■ **Given instruction**: From the listing below, copy every line with the word "пункте".

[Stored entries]
......

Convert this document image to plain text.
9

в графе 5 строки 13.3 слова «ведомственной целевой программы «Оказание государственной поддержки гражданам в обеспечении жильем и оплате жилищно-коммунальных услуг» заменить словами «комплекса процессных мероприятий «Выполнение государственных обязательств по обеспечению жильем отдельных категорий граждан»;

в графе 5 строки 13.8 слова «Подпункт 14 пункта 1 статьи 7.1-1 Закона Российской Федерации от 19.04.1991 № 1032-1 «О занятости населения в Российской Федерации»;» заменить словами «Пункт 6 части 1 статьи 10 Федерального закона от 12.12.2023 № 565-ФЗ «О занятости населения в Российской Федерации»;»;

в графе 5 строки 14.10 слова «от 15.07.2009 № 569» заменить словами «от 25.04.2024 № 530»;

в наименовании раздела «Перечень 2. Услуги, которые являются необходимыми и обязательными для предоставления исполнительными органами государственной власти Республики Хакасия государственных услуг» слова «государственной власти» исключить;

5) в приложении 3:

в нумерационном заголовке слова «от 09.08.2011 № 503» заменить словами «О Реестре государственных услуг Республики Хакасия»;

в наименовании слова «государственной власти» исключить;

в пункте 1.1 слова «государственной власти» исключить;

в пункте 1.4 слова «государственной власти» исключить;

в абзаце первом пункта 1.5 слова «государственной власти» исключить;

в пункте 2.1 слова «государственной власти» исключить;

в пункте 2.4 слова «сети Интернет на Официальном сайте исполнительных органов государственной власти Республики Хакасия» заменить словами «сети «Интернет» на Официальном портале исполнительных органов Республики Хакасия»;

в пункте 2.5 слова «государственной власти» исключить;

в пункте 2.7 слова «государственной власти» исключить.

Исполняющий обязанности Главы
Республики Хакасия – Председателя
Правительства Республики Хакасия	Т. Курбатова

......

■ **Solved problem**:
в пункте 1.1 слова «государственной власти» исключить;
в пункте 1.4 слова «государственной власти» исключить;
в пункте 2.1 слова «государственной власти» исключить;
в пункте 2.4 слова «сети Интернет на Официальном сайте исполнительных органов государственной власти Республики Хакасия» заменить словами «сети «Интернет» на Официальном портале исполнительных органов Республики Хакасия»;
в пункте 2.5 слова «государственной власти» исключить;
в пункте 2.7 слова «государственной власти» исключить.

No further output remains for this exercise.